## [THE TASK]
Print the complete set of entries exactly.

++++

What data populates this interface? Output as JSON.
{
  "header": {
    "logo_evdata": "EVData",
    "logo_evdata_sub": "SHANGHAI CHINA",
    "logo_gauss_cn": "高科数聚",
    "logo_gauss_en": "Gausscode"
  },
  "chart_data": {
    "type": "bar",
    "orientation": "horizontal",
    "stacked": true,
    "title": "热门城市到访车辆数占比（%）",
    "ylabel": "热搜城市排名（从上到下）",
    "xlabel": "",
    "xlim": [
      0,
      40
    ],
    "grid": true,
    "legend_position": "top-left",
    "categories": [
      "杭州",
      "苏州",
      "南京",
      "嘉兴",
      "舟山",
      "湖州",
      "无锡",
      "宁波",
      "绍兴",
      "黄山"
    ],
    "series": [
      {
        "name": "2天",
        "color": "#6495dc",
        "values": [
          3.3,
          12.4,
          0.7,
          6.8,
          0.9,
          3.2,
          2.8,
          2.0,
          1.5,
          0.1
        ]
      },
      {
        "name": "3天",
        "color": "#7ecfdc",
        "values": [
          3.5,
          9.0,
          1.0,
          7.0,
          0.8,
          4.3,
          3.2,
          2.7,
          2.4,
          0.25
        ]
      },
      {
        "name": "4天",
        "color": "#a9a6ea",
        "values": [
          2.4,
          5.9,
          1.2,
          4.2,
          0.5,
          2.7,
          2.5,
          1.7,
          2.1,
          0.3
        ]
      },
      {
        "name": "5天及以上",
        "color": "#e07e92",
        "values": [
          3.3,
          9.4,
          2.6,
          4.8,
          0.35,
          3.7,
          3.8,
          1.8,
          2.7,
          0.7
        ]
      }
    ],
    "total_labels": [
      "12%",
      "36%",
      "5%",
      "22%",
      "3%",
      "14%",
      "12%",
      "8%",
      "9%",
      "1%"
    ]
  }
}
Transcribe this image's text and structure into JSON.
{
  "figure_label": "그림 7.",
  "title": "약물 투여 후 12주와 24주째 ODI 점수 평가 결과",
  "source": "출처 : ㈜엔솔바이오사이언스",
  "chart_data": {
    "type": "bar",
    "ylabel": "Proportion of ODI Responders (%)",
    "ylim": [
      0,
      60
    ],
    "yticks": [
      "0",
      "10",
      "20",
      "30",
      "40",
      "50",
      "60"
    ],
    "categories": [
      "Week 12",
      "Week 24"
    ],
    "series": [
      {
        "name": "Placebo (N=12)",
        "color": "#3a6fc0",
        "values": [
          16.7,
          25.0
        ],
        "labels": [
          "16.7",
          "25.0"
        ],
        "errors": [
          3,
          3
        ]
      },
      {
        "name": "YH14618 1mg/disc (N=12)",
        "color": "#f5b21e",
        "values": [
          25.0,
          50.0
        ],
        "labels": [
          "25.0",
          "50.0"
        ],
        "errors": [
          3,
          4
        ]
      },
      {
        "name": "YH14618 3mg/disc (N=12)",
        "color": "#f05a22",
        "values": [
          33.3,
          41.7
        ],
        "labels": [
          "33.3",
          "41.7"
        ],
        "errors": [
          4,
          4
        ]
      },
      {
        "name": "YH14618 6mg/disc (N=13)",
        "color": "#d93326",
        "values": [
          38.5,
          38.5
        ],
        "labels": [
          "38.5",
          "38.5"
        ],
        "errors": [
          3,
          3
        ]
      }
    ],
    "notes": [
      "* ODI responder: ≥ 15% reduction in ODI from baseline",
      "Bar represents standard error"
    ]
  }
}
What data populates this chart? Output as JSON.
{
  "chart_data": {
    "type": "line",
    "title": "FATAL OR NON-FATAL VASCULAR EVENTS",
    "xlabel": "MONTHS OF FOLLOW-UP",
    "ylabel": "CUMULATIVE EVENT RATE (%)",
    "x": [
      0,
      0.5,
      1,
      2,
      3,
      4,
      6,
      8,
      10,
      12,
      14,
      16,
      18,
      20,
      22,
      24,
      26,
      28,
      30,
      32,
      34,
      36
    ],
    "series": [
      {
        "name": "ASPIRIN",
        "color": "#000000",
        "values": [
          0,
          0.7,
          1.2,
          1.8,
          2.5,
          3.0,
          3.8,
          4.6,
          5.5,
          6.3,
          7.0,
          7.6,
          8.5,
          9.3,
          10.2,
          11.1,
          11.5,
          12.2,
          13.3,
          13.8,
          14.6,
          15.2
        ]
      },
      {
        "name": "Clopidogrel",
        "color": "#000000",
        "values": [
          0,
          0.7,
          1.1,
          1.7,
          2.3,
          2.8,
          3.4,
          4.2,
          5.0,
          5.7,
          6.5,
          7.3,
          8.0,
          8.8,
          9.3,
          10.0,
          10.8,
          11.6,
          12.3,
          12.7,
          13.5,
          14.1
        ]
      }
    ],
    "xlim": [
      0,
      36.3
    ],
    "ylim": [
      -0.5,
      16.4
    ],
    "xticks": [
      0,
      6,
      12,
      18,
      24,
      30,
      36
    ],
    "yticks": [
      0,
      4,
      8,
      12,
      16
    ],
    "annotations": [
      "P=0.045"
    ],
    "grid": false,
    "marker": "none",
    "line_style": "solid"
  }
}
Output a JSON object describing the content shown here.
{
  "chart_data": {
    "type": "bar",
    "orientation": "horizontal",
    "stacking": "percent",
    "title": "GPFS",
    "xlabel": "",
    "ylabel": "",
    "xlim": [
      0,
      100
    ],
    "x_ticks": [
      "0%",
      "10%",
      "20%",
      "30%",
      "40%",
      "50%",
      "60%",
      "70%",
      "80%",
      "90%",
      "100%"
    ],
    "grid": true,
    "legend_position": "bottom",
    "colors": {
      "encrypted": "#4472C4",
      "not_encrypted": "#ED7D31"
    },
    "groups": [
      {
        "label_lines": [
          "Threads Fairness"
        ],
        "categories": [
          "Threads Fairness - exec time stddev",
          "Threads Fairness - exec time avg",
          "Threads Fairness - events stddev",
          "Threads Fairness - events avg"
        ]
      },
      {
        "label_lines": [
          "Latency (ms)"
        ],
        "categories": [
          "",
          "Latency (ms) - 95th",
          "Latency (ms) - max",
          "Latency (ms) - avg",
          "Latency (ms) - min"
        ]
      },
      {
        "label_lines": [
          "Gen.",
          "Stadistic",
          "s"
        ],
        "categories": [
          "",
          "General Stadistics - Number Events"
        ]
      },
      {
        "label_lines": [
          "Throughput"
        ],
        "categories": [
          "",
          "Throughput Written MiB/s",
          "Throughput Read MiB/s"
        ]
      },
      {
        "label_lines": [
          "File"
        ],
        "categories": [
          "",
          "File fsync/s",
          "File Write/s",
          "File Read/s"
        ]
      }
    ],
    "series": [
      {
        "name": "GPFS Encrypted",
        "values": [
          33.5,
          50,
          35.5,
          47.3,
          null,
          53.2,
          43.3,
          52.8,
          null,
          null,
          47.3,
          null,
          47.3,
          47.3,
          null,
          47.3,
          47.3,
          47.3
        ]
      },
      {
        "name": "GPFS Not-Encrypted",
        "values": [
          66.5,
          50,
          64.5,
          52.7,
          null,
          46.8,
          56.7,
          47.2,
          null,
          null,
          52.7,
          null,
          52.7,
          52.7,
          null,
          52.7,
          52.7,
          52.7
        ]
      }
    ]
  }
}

++++

## [EXERCISE RESULT]
What data populates this interface? Output as JSON.
{
  "header": {
    "logo_evdata": "EVData",
    "logo_evdata_sub": "SHANGHAI CHINA",
    "logo_gauss_cn": "高科数聚",
    "logo_gauss_en": "Gausscode"
  },
  "chart_data": {
    "type": "bar",
    "orientation": "horizontal",
    "stacked": true,
    "title": "热门城市到访车辆数占比（%）",
    "ylabel": "热搜城市排名（从上到下）",
    "xlabel": "",
    "xlim": [
      0,
      40
    ],
    "grid": true,
    "legend_position": "top-left",
    "categories": [
      "杭州",
      "苏州",
      "南京",
      "嘉兴",
      "舟山",
      "湖州",
      "无锡",
      "宁波",
      "绍兴",
      "黄山"
    ],
    "series": [
      {
        "name": "2天",
        "color": "#6495dc",
        "values": [
          3.3,
          12.4,
          0.7,
          6.8,
          0.9,
          3.2,
          2.8,
          2.0,
          1.5,
          0.1
        ]
      },
      {
        "name": "3天",
        "color": "#7ecfdc",
        "values": [
          3.5,
          9.0,
          1.0,
          7.0,
          0.8,
          4.3,
          3.2,
          2.7,
          2.4,
          0.25
        ]
      },
      {
        "name": "4天",
        "color": "#a9a6ea",
        "values": [
          2.4,
          5.9,
          1.2,
          4.2,
          0.5,
          2.7,
          2.5,
          1.7,
          2.1,
          0.3
        ]
      },
      {
        "name": "5天及以上",
        "color": "#e07e92",
        "values": [
          3.3,
          9.4,
          2.6,
          4.8,
          0.35,
          3.7,
          3.8,
          1.8,
          2.7,
          0.7
        ]
      }
    ],
    "total_labels": [
      "12%",
      "36%",
      "5%",
      "22%",
      "3%",
      "14%",
      "12%",
      "8%",
      "9%",
      "1%"
    ]
  }
}
Transcribe this image's text and structure into JSON.
{
  "figure_label": "그림 7.",
  "title": "약물 투여 후 12주와 24주째 ODI 점수 평가 결과",
  "source": "출처 : ㈜엔솔바이오사이언스",
  "chart_data": {
    "type": "bar",
    "ylabel": "Proportion of ODI Responders (%)",
    "ylim": [
      0,
      60
    ],
    "yticks": [
      "0",
      "10",
      "20",
      "30",
      "40",
      "50",
      "60"
    ],
    "categories": [
      "Week 12",
      "Week 24"
    ],
    "series": [
      {
        "name": "Placebo (N=12)",
        "color": "#3a6fc0",
        "values": [
          16.7,
          25.0
        ],
        "labels": [
          "16.7",
          "25.0"
        ],
        "errors": [
          3,
          3
        ]
      },
      {
        "name": "YH14618 1mg/disc (N=12)",
        "color": "#f5b21e",
        "values": [
          25.0,
          50.0
        ],
        "labels": [
          "25.0",
          "50.0"
        ],
        "errors": [
          3,
          4
        ]
      },
      {
        "name": "YH14618 3mg/disc (N=12)",
        "color": "#f05a22",
        "values": [
          33.3,
          41.7
        ],
        "labels": [
          "33.3",
          "41.7"
        ],
        "errors": [
          4,
          4
        ]
      },
      {
        "name": "YH14618 6mg/disc (N=13)",
        "color": "#d93326",
        "values": [
          38.5,
          38.5
        ],
        "labels": [
          "38.5",
          "38.5"
        ],
        "errors": [
          3,
          3
        ]
      }
    ],
    "notes": [
      "* ODI responder: ≥ 15% reduction in ODI from baseline",
      "Bar represents standard error"
    ]
  }
}
What data populates this chart? Output as JSON.
{
  "chart_data": {
    "type": "line",
    "title": "FATAL OR NON-FATAL VASCULAR EVENTS",
    "xlabel": "MONTHS OF FOLLOW-UP",
    "ylabel": "CUMULATIVE EVENT RATE (%)",
    "x": [
      0,
      0.5,
      1,
      2,
      3,
      4,
      6,
      8,
      10,
      12,
      14,
      16,
      18,
      20,
      22,
      24,
      26,
      28,
      30,
      32,
      34,
      36
    ],
    "series": [
      {
        "name": "ASPIRIN",
        "color": "#000000",
        "values": [
          0,
          0.7,
          1.2,
          1.8,
          2.5,
          3.0,
          3.8,
          4.6,
          5.5,
          6.3,
          7.0,
          7.6,
          8.5,
          9.3,
          10.2,
          11.1,
          11.5,
          12.2,
          13.3,
          13.8,
          14.6,
          15.2
        ]
      },
      {
        "name": "Clopidogrel",
        "color": "#000000",
        "values": [
          0,
          0.7,
          1.1,
          1.7,
          2.3,
          2.8,
          3.4,
          4.2,
          5.0,
          5.7,
          6.5,
          7.3,
          8.0,
          8.8,
          9.3,
          10.0,
          10.8,
          11.6,
          12.3,
          12.7,
          13.5,
          14.1
        ]
      }
    ],
    "xlim": [
      0,
      36.3
    ],
    "ylim": [
      -0.5,
      16.4
    ],
    "xticks": [
      0,
      6,
      12,
      18,
      24,
      30,
      36
    ],
    "yticks": [
      0,
      4,
      8,
      12,
      16
    ],
    "annotations": [
      "P=0.045"
    ],
    "grid": false,
    "marker": "none",
    "line_style": "solid"
  }
}
Output a JSON object describing the content shown here.
{
  "chart_data": {
    "type": "bar",
    "orientation": "horizontal",
    "stacking": "percent",
    "title": "GPFS",
    "xlabel": "",
    "ylabel": "",
    "xlim": [
      0,
      100
    ],
    "x_ticks": [
      "0%",
      "10%",
      "20%",
      "30%",
      "40%",
      "50%",
      "60%",
      "70%",
      "80%",
      "90%",
      "100%"
    ],
    "grid": true,
    "legend_position": "bottom",
    "colors": {
      "encrypted": "#4472C4",
      "not_encrypted": "#ED7D31"
    },
    "groups": [
      {
        "label_lines": [
          "Threads Fairness"
        ],
        "categories": [
          "Threads Fairness - exec time stddev",
          "Threads Fairness - exec time avg",
          "Threads Fairness - events stddev",
          "Threads Fairness - events avg"
        ]
      },
      {
        "label_lines": [
          "Latency (ms)"
        ],
        "categories": [
          "",
          "Latency (ms) - 95th",
          "Latency (ms) - max",
          "Latency (ms) - avg",
          "Latency (ms) - min"
        ]
      },
      {
        "label_lines": [
          "Gen.",
          "Stadistic",
          "s"
        ],
        "categories": [
          "",
          "General Stadistics - Number Events"
        ]
      },
      {
        "label_lines": [
          "Throughput"
        ],
        "categories": [
          "",
          "Throughput Written MiB/s",
          "Throughput Read MiB/s"
        ]
      },
      {
        "label_lines": [
          "File"
        ],
        "categories": [
          "",
          "File fsync/s",
          "File Write/s",
          "File Read/s"
        ]
      }
    ],
    "series": [
      {
        "name": "GPFS Encrypted",
        "values": [
          33.5,
          50,
          35.5,
          47.3,
          null,
          53.2,
          43.3,
          52.8,
          null,
          null,
          47.3,
          null,
          47.3,
          47.3,
          null,
          47.3,
          47.3,
          47.3
        ]
      },
      {
        "name": "GPFS Not-Encrypted",
        "values": [
          66.5,
          50,
          64.5,
          52.7,
          null,
          46.8,
          56.7,
          47.2,
          null,
          null,
          52.7,
          null,
          52.7,
          52.7,
          null,
          52.7,
          52.7,
          52.7
        ]
      }
    ]
  }
}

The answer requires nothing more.